**WHAT YOU WILL DO**. Reproduce each line of the material precisely.

Stored items from a collection:
start

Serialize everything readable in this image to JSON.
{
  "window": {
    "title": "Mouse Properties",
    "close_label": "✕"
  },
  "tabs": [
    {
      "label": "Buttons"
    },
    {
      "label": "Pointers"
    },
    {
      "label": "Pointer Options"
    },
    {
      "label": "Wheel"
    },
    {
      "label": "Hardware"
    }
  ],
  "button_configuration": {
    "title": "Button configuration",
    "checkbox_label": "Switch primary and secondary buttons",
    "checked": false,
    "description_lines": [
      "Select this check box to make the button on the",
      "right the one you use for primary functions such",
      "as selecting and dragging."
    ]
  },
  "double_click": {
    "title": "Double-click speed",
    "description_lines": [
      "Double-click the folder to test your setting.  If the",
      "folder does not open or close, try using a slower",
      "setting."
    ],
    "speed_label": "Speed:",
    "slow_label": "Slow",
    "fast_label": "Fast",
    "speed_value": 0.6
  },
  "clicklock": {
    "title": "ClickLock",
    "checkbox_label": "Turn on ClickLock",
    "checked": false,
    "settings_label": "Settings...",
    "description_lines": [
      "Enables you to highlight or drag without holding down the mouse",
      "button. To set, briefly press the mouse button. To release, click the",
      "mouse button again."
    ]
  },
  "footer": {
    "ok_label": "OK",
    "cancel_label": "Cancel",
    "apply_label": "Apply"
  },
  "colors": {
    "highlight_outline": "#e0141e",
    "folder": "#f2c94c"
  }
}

end

**COMPLETE RESPONSE**.
Serialize everything readable in this image to JSON.
{
  "window": {
    "title": "Mouse Properties",
    "close_label": "✕"
  },
  "tabs": [
    {
      "label": "Buttons"
    },
    {
      "label": "Pointers"
    },
    {
      "label": "Pointer Options"
    },
    {
      "label": "Wheel"
    },
    {
      "label": "Hardware"
    }
  ],
  "button_configuration": {
    "title": "Button configuration",
    "checkbox_label": "Switch primary and secondary buttons",
    "checked": false,
    "description_lines": [
      "Select this check box to make the button on the",
      "right the one you use for primary functions such",
      "as selecting and dragging."
    ]
  },
  "double_click": {
    "title": "Double-click speed",
    "description_lines": [
      "Double-click the folder to test your setting.  If the",
      "folder does not open or close, try using a slower",
      "setting."
    ],
    "speed_label": "Speed:",
    "slow_label": "Slow",
    "fast_label": "Fast",
    "speed_value": 0.6
  },
  "clicklock": {
    "title": "ClickLock",
    "checkbox_label": "Turn on ClickLock",
    "checked": false,
    "settings_label": "Settings...",
    "description_lines": [
      "Enables you to highlight or drag without holding down the mouse",
      "button. To set, briefly press the mouse button. To release, click the",
      "mouse button again."
    ]
  },
  "footer": {
    "ok_label": "OK",
    "cancel_label": "Cancel",
    "apply_label": "Apply"
  },
  "colors": {
    "highlight_outline": "#e0141e",
    "folder": "#f2c94c"
  }
}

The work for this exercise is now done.